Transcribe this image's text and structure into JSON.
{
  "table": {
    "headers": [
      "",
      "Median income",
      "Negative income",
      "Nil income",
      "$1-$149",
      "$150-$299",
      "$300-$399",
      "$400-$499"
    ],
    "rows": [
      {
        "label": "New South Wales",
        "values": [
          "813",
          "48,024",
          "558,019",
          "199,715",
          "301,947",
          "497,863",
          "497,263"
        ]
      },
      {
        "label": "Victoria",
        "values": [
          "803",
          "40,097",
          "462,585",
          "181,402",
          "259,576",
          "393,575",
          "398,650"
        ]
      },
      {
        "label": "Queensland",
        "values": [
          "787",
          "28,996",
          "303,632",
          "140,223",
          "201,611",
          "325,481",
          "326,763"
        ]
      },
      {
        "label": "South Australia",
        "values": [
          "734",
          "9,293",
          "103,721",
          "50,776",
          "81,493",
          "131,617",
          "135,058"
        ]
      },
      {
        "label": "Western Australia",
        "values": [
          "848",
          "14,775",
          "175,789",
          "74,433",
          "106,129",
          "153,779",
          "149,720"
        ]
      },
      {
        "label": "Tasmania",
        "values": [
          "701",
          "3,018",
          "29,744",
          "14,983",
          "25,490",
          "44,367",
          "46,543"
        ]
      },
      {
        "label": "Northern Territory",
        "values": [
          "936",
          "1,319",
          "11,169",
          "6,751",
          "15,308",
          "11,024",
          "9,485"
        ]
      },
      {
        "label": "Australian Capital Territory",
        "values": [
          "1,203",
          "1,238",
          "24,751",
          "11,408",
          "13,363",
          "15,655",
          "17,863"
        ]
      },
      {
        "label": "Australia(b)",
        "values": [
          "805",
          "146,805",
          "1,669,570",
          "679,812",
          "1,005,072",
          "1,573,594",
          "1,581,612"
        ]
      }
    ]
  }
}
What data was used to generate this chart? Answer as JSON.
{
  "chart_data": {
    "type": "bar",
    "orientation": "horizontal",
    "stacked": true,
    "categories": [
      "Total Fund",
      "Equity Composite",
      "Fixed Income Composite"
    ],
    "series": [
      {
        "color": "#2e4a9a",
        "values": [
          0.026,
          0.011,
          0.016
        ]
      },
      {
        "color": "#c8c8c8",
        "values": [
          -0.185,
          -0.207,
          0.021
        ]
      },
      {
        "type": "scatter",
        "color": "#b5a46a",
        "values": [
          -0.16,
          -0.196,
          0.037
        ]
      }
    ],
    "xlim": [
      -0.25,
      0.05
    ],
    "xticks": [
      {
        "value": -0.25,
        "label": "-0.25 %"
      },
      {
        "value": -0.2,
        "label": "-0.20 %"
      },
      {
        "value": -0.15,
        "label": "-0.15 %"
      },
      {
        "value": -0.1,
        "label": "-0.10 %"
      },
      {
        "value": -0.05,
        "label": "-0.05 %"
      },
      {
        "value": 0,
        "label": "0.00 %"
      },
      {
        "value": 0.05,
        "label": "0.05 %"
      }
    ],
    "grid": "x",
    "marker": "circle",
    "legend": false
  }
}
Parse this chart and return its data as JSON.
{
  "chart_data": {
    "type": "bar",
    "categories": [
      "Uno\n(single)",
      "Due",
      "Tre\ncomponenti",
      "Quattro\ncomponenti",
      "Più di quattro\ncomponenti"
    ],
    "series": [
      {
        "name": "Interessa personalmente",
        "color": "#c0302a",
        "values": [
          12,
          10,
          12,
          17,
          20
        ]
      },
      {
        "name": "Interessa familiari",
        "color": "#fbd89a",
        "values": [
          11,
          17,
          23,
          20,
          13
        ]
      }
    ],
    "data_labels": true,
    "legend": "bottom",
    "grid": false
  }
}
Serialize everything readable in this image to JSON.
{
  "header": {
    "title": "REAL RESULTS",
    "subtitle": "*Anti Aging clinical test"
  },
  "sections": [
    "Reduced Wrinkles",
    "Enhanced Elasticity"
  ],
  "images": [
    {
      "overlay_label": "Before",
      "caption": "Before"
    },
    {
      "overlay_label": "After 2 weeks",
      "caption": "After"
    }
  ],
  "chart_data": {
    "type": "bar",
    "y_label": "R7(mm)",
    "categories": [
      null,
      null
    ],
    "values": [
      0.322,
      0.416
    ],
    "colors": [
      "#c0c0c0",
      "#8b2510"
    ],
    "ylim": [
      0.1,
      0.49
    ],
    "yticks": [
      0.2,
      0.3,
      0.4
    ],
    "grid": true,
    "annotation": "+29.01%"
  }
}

═══

**Task objective**
Return all the data above once more, precisely as given.

**Response to this task**
Transcribe this image's text and structure into JSON.
{
  "table": {
    "headers": [
      "",
      "Median income",
      "Negative income",
      "Nil income",
      "$1-$149",
      "$150-$299",
      "$300-$399",
      "$400-$499"
    ],
    "rows": [
      {
        "label": "New South Wales",
        "values": [
          "813",
          "48,024",
          "558,019",
          "199,715",
          "301,947",
          "497,863",
          "497,263"
        ]
      },
      {
        "label": "Victoria",
        "values": [
          "803",
          "40,097",
          "462,585",
          "181,402",
          "259,576",
          "393,575",
          "398,650"
        ]
      },
      {
        "label": "Queensland",
        "values": [
          "787",
          "28,996",
          "303,632",
          "140,223",
          "201,611",
          "325,481",
          "326,763"
        ]
      },
      {
        "label": "South Australia",
        "values": [
          "734",
          "9,293",
          "103,721",
          "50,776",
          "81,493",
          "131,617",
          "135,058"
        ]
      },
      {
        "label": "Western Australia",
        "values": [
          "848",
          "14,775",
          "175,789",
          "74,433",
          "106,129",
          "153,779",
          "149,720"
        ]
      },
      {
        "label": "Tasmania",
        "values": [
          "701",
          "3,018",
          "29,744",
          "14,983",
          "25,490",
          "44,367",
          "46,543"
        ]
      },
      {
        "label": "Northern Territory",
        "values": [
          "936",
          "1,319",
          "11,169",
          "6,751",
          "15,308",
          "11,024",
          "9,485"
        ]
      },
      {
        "label": "Australian Capital Territory",
        "values": [
          "1,203",
          "1,238",
          "24,751",
          "11,408",
          "13,363",
          "15,655",
          "17,863"
        ]
      },
      {
        "label": "Australia(b)",
        "values": [
          "805",
          "146,805",
          "1,669,570",
          "679,812",
          "1,005,072",
          "1,573,594",
          "1,581,612"
        ]
      }
    ]
  }
}
What data was used to generate this chart? Answer as JSON.
{
  "chart_data": {
    "type": "bar",
    "orientation": "horizontal",
    "stacked": true,
    "categories": [
      "Total Fund",
      "Equity Composite",
      "Fixed Income Composite"
    ],
    "series": [
      {
        "color": "#2e4a9a",
        "values": [
          0.026,
          0.011,
          0.016
        ]
      },
      {
        "color": "#c8c8c8",
        "values": [
          -0.185,
          -0.207,
          0.021
        ]
      },
      {
        "type": "scatter",
        "color": "#b5a46a",
        "values": [
          -0.16,
          -0.196,
          0.037
        ]
      }
    ],
    "xlim": [
      -0.25,
      0.05
    ],
    "xticks": [
      {
        "value": -0.25,
        "label": "-0.25 %"
      },
      {
        "value": -0.2,
        "label": "-0.20 %"
      },
      {
        "value": -0.15,
        "label": "-0.15 %"
      },
      {
        "value": -0.1,
        "label": "-0.10 %"
      },
      {
        "value": -0.05,
        "label": "-0.05 %"
      },
      {
        "value": 0,
        "label": "0.00 %"
      },
      {
        "value": 0.05,
        "label": "0.05 %"
      }
    ],
    "grid": "x",
    "marker": "circle",
    "legend": false
  }
}
Parse this chart and return its data as JSON.
{
  "chart_data": {
    "type": "bar",
    "categories": [
      "Uno\n(single)",
      "Due",
      "Tre\ncomponenti",
      "Quattro\ncomponenti",
      "Più di quattro\ncomponenti"
    ],
    "series": [
      {
        "name": "Interessa personalmente",
        "color": "#c0302a",
        "values": [
          12,
          10,
          12,
          17,
          20
        ]
      },
      {
        "name": "Interessa familiari",
        "color": "#fbd89a",
        "values": [
          11,
          17,
          23,
          20,
          13
        ]
      }
    ],
    "data_labels": true,
    "legend": "bottom",
    "grid": false
  }
}
Serialize everything readable in this image to JSON.
{
  "header": {
    "title": "REAL RESULTS",
    "subtitle": "*Anti Aging clinical test"
  },
  "sections": [
    "Reduced Wrinkles",
    "Enhanced Elasticity"
  ],
  "images": [
    {
      "overlay_label": "Before",
      "caption": "Before"
    },
    {
      "overlay_label": "After 2 weeks",
      "caption": "After"
    }
  ],
  "chart_data": {
    "type": "bar",
    "y_label": "R7(mm)",
    "categories": [
      null,
      null
    ],
    "values": [
      0.322,
      0.416
    ],
    "colors": [
      "#c0c0c0",
      "#8b2510"
    ],
    "ylim": [
      0.1,
      0.49
    ],
    "yticks": [
      0.2,
      0.3,
      0.4
    ],
    "grid": true,
    "annotation": "+29.01%"
  }
}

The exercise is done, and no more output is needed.